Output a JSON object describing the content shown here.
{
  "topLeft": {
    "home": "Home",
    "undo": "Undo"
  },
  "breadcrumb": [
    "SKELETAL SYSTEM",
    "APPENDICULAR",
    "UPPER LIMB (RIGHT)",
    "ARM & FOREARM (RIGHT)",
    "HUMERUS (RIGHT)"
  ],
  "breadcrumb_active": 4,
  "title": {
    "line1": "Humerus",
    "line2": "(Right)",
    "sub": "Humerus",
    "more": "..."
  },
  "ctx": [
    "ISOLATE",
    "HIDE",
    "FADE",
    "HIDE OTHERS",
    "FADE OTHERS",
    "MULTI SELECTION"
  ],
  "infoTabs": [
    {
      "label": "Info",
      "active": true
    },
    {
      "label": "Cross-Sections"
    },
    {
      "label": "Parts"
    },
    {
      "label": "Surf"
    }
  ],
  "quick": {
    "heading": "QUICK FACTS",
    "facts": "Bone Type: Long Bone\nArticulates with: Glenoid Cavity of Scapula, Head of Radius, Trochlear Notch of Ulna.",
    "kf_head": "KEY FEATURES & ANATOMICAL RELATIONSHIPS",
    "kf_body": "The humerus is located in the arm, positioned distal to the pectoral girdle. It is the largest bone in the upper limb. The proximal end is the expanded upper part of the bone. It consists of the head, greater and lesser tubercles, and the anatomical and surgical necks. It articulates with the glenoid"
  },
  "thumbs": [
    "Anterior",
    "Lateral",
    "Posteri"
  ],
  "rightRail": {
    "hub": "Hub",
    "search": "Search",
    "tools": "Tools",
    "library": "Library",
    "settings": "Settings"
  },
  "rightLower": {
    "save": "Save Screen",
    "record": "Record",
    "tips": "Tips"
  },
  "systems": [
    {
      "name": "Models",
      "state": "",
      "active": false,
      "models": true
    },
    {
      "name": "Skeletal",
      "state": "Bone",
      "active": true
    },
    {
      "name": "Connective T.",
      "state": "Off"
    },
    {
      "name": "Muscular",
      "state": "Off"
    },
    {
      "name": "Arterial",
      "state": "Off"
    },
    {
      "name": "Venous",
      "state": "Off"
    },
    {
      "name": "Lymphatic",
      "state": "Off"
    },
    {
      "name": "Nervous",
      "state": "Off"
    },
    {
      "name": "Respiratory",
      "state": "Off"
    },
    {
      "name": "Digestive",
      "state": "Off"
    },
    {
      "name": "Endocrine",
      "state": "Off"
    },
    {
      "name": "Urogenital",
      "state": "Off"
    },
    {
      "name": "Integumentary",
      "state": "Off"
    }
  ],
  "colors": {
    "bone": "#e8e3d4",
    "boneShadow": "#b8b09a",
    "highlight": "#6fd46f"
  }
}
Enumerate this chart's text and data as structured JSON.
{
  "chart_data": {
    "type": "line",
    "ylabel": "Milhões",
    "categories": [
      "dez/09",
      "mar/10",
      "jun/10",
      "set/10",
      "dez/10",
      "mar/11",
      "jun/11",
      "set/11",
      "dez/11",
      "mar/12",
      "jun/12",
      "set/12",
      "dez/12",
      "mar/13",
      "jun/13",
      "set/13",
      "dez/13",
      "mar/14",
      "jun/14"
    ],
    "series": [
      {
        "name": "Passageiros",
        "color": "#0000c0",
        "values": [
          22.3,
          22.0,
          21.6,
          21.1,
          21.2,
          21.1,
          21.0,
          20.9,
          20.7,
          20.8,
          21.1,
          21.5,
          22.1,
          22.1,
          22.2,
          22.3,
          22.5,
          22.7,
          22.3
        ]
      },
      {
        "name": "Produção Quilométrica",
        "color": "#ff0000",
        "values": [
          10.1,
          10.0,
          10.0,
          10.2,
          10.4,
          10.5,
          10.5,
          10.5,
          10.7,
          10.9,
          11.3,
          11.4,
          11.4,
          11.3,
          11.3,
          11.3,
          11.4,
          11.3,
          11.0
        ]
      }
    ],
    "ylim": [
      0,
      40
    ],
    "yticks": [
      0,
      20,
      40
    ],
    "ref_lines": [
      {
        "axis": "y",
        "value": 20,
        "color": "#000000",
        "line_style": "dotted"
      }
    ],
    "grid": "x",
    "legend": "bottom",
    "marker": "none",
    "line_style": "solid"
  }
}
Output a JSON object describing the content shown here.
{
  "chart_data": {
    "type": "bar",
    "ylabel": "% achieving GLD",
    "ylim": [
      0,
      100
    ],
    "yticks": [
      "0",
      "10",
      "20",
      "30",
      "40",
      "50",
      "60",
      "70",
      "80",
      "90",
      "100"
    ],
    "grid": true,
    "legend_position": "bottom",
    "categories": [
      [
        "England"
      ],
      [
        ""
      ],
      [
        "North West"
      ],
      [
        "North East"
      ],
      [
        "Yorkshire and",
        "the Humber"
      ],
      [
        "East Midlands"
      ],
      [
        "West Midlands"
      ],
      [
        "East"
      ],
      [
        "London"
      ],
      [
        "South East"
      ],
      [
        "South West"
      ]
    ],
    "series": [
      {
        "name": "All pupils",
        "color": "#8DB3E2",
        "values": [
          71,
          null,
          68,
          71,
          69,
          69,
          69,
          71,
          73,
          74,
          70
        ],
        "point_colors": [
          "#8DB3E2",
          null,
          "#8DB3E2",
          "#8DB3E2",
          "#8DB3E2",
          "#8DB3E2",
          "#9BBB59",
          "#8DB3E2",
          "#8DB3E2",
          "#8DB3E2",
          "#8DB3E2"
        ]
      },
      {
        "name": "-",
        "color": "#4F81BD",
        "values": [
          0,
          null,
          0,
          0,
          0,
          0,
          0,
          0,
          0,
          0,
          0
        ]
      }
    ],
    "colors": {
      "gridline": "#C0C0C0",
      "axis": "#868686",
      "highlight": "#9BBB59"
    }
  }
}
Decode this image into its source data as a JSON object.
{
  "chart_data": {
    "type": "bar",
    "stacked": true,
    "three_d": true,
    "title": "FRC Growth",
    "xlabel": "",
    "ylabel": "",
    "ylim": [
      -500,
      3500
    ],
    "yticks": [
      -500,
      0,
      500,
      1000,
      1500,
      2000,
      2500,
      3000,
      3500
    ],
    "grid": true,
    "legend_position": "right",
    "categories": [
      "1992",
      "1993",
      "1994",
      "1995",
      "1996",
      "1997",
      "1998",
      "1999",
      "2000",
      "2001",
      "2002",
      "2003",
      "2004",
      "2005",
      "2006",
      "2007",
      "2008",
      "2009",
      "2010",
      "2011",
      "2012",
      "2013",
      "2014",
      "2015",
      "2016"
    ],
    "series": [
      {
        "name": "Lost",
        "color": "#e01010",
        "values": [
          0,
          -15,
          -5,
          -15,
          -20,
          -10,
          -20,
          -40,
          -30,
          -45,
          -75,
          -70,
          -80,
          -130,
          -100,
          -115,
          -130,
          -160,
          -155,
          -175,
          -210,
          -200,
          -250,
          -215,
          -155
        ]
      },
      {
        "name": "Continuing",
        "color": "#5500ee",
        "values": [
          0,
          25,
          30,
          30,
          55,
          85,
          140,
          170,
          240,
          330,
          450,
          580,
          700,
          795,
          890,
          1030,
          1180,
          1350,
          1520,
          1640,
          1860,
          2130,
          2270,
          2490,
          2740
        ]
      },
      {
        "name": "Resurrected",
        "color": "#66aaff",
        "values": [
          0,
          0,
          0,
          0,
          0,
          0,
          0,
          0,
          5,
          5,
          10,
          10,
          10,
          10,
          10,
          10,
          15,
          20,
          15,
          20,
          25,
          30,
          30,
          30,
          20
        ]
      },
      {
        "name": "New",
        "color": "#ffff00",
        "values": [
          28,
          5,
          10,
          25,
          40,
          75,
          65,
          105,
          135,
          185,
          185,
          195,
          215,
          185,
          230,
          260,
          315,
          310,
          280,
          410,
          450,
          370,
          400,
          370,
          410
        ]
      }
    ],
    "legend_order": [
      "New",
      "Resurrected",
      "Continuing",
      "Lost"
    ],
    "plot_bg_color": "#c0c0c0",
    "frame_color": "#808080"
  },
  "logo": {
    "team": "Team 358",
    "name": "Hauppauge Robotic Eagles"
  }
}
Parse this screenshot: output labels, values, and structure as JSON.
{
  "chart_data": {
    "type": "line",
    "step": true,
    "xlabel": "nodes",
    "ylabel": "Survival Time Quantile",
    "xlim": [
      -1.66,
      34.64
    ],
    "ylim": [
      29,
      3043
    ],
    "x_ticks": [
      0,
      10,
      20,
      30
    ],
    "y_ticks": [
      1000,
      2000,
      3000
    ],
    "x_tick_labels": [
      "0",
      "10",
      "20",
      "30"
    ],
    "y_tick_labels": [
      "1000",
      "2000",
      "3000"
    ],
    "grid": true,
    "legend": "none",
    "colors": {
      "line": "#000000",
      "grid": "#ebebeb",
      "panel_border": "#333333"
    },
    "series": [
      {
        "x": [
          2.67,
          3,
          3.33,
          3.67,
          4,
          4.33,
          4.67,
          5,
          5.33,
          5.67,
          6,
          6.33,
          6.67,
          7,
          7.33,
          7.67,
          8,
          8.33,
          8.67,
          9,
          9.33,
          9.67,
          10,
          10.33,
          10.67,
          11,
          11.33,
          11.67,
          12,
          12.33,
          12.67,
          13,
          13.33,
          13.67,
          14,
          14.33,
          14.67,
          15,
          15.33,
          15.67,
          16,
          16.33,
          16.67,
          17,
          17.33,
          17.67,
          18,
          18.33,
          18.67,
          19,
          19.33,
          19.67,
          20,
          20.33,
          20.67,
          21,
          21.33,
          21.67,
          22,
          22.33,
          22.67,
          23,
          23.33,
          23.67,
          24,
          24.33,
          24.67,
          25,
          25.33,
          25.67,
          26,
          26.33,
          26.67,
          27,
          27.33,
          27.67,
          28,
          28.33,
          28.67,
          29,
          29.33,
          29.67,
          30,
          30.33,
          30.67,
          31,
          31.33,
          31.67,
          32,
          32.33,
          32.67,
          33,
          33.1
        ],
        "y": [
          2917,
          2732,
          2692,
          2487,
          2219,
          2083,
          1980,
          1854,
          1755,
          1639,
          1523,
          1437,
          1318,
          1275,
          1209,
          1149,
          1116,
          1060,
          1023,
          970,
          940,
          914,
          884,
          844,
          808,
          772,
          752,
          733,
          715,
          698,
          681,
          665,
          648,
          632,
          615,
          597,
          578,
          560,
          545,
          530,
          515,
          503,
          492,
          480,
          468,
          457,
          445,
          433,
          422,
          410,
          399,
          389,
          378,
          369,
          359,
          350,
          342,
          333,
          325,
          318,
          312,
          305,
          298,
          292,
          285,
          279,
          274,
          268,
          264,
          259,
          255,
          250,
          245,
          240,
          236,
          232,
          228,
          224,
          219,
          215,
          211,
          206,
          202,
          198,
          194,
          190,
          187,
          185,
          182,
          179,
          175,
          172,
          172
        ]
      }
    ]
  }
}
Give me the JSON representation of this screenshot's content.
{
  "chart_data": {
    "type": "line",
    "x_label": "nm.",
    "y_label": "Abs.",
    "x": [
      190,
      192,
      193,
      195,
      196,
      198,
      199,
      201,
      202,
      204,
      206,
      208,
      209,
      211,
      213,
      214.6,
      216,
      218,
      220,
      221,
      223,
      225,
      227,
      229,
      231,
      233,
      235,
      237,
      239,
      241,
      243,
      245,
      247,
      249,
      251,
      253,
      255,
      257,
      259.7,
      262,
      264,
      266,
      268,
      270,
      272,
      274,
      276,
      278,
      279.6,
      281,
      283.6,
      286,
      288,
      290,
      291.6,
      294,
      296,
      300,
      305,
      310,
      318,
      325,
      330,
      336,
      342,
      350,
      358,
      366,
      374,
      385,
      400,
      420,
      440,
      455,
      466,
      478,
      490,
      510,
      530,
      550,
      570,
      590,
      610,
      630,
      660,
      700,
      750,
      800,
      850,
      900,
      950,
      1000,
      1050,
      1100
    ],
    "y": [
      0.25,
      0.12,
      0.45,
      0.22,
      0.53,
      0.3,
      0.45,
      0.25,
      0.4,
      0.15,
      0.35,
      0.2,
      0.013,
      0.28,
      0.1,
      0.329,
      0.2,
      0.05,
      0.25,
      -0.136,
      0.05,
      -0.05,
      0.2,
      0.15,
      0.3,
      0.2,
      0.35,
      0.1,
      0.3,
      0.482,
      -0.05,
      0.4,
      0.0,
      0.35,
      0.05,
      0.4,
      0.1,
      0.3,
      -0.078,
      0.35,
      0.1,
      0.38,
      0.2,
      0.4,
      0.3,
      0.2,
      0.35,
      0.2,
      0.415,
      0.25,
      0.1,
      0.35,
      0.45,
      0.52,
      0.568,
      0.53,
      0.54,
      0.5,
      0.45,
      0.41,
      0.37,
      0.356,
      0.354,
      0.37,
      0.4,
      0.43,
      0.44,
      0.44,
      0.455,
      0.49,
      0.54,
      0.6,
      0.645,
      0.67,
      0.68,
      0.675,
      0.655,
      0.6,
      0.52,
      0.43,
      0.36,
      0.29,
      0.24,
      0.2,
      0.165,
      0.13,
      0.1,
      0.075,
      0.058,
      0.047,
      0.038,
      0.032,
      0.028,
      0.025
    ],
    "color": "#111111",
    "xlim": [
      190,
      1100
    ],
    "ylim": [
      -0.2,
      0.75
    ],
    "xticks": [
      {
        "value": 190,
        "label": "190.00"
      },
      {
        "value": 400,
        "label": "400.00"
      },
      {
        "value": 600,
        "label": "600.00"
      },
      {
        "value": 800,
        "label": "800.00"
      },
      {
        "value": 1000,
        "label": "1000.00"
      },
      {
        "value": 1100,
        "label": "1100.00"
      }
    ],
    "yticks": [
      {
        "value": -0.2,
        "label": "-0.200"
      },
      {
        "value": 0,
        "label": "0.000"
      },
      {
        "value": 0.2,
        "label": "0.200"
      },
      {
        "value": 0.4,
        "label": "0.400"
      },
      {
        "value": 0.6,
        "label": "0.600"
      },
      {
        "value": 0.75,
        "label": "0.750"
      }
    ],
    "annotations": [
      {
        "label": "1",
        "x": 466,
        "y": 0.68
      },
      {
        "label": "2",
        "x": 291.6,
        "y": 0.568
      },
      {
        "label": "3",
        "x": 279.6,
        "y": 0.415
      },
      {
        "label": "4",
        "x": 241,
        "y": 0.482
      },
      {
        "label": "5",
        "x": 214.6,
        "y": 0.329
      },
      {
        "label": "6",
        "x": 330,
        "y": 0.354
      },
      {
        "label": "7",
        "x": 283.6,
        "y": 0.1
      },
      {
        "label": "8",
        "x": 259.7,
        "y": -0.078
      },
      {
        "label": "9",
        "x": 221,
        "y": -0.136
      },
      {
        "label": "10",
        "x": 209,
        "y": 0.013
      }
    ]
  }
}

* _WHAT IS ASKED_: Return only the number of lines in the data above that include the word "highlight".

* _THE RESPONSE_: 2